--- Problem details ---
Print the entries that appear below, exactly as written and without their pictures.

— START OF Record extracts —

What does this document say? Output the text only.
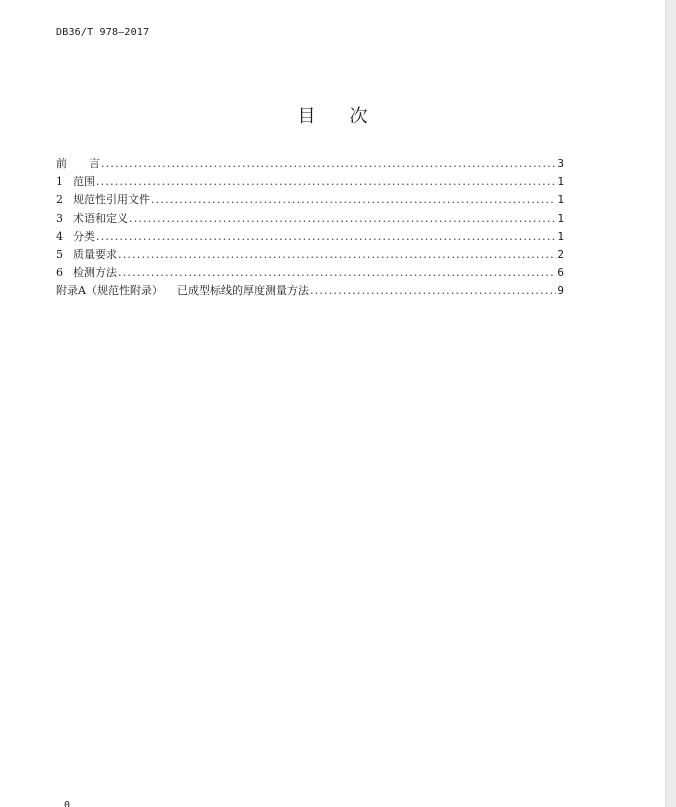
DB36/T 978—2017
目 次
前 言 .....	3
1 范围 .....	1
2 规范性引用文件 .....	1
3 术语和定义 .....	1
4 分类 .....	1
5 质量要求 .....	2
6 检测方法 .....	6
附录A（规范性附录） 已成型标线的厚度测量方法 .....	9
0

— END OF Record extracts —

--- Full answer ---
What does this document say? Output the text only.
DB36/T 978—2017
目 次
前 言 .....	3
1 范围 .....	1
2 规范性引用文件 .....	1
3 术语和定义 .....	1
4 分类 .....	1
5 质量要求 .....	2
6 检测方法 .....	6
附录A（规范性附录） 已成型标线的厚度测量方法 .....	9
0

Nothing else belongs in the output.